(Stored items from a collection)
● ● ● ● ● ● ●

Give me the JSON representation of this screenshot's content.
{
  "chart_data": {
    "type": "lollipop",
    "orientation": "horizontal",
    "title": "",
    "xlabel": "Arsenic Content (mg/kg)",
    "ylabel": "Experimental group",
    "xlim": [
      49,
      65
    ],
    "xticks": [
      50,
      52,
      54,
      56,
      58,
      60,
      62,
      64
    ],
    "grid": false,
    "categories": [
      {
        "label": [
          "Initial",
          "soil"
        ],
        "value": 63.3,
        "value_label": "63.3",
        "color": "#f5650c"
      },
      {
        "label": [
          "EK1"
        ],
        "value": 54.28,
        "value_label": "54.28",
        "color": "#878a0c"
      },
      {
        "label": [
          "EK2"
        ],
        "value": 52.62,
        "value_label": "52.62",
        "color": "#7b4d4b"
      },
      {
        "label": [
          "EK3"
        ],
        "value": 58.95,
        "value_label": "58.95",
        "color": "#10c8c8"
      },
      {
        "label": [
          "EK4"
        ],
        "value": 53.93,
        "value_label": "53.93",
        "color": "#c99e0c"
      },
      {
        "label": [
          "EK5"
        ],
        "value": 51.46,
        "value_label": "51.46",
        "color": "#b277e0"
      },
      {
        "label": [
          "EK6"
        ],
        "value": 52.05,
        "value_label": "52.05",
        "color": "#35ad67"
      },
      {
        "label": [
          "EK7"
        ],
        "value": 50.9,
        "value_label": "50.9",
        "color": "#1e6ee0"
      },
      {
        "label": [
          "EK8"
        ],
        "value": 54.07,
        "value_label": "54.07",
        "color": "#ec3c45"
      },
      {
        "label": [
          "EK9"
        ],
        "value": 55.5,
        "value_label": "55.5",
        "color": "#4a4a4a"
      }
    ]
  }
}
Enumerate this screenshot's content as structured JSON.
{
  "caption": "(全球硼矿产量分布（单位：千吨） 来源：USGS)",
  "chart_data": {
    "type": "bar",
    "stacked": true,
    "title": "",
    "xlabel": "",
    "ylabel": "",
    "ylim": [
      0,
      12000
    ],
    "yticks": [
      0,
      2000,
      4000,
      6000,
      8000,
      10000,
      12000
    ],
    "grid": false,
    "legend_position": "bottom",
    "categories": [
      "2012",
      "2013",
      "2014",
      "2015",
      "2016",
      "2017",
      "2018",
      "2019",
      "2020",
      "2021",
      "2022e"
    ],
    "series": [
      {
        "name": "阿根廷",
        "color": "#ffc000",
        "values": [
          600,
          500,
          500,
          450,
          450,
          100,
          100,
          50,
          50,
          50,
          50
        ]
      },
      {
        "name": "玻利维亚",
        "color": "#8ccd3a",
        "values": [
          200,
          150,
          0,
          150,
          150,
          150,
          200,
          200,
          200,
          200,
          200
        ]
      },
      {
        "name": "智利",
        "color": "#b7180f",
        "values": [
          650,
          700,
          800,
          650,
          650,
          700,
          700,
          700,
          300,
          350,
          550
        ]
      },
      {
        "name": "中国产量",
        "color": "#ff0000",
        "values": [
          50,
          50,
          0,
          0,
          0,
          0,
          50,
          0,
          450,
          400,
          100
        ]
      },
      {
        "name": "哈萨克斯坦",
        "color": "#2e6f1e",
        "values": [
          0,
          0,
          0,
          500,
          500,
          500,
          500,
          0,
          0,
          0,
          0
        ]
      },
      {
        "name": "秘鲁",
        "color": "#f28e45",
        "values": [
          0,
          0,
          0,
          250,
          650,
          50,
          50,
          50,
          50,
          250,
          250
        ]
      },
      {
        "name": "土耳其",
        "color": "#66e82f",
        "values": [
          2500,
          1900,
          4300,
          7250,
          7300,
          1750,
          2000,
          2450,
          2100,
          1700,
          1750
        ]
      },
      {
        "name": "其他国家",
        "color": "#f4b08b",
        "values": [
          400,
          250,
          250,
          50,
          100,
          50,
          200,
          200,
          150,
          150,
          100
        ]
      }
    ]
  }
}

● ● ● ● ● ● ●

Reproduce each line of the material above precisely.

Give me the JSON representation of this screenshot's content.
{
  "chart_data": {
    "type": "lollipop",
    "orientation": "horizontal",
    "title": "",
    "xlabel": "Arsenic Content (mg/kg)",
    "ylabel": "Experimental group",
    "xlim": [
      49,
      65
    ],
    "xticks": [
      50,
      52,
      54,
      56,
      58,
      60,
      62,
      64
    ],
    "grid": false,
    "categories": [
      {
        "label": [
          "Initial",
          "soil"
        ],
        "value": 63.3,
        "value_label": "63.3",
        "color": "#f5650c"
      },
      {
        "label": [
          "EK1"
        ],
        "value": 54.28,
        "value_label": "54.28",
        "color": "#878a0c"
      },
      {
        "label": [
          "EK2"
        ],
        "value": 52.62,
        "value_label": "52.62",
        "color": "#7b4d4b"
      },
      {
        "label": [
          "EK3"
        ],
        "value": 58.95,
        "value_label": "58.95",
        "color": "#10c8c8"
      },
      {
        "label": [
          "EK4"
        ],
        "value": 53.93,
        "value_label": "53.93",
        "color": "#c99e0c"
      },
      {
        "label": [
          "EK5"
        ],
        "value": 51.46,
        "value_label": "51.46",
        "color": "#b277e0"
      },
      {
        "label": [
          "EK6"
        ],
        "value": 52.05,
        "value_label": "52.05",
        "color": "#35ad67"
      },
      {
        "label": [
          "EK7"
        ],
        "value": 50.9,
        "value_label": "50.9",
        "color": "#1e6ee0"
      },
      {
        "label": [
          "EK8"
        ],
        "value": 54.07,
        "value_label": "54.07",
        "color": "#ec3c45"
      },
      {
        "label": [
          "EK9"
        ],
        "value": 55.5,
        "value_label": "55.5",
        "color": "#4a4a4a"
      }
    ]
  }
}
Enumerate this screenshot's content as structured JSON.
{
  "caption": "(全球硼矿产量分布（单位：千吨） 来源：USGS)",
  "chart_data": {
    "type": "bar",
    "stacked": true,
    "title": "",
    "xlabel": "",
    "ylabel": "",
    "ylim": [
      0,
      12000
    ],
    "yticks": [
      0,
      2000,
      4000,
      6000,
      8000,
      10000,
      12000
    ],
    "grid": false,
    "legend_position": "bottom",
    "categories": [
      "2012",
      "2013",
      "2014",
      "2015",
      "2016",
      "2017",
      "2018",
      "2019",
      "2020",
      "2021",
      "2022e"
    ],
    "series": [
      {
        "name": "阿根廷",
        "color": "#ffc000",
        "values": [
          600,
          500,
          500,
          450,
          450,
          100,
          100,
          50,
          50,
          50,
          50
        ]
      },
      {
        "name": "玻利维亚",
        "color": "#8ccd3a",
        "values": [
          200,
          150,
          0,
          150,
          150,
          150,
          200,
          200,
          200,
          200,
          200
        ]
      },
      {
        "name": "智利",
        "color": "#b7180f",
        "values": [
          650,
          700,
          800,
          650,
          650,
          700,
          700,
          700,
          300,
          350,
          550
        ]
      },
      {
        "name": "中国产量",
        "color": "#ff0000",
        "values": [
          50,
          50,
          0,
          0,
          0,
          0,
          50,
          0,
          450,
          400,
          100
        ]
      },
      {
        "name": "哈萨克斯坦",
        "color": "#2e6f1e",
        "values": [
          0,
          0,
          0,
          500,
          500,
          500,
          500,
          0,
          0,
          0,
          0
        ]
      },
      {
        "name": "秘鲁",
        "color": "#f28e45",
        "values": [
          0,
          0,
          0,
          250,
          650,
          50,
          50,
          50,
          50,
          250,
          250
        ]
      },
      {
        "name": "土耳其",
        "color": "#66e82f",
        "values": [
          2500,
          1900,
          4300,
          7250,
          7300,
          1750,
          2000,
          2450,
          2100,
          1700,
          1750
        ]
      },
      {
        "name": "其他国家",
        "color": "#f4b08b",
        "values": [
          400,
          250,
          250,
          50,
          100,
          50,
          200,
          200,
          150,
          150,
          100
        ]
      }
    ]
  }
}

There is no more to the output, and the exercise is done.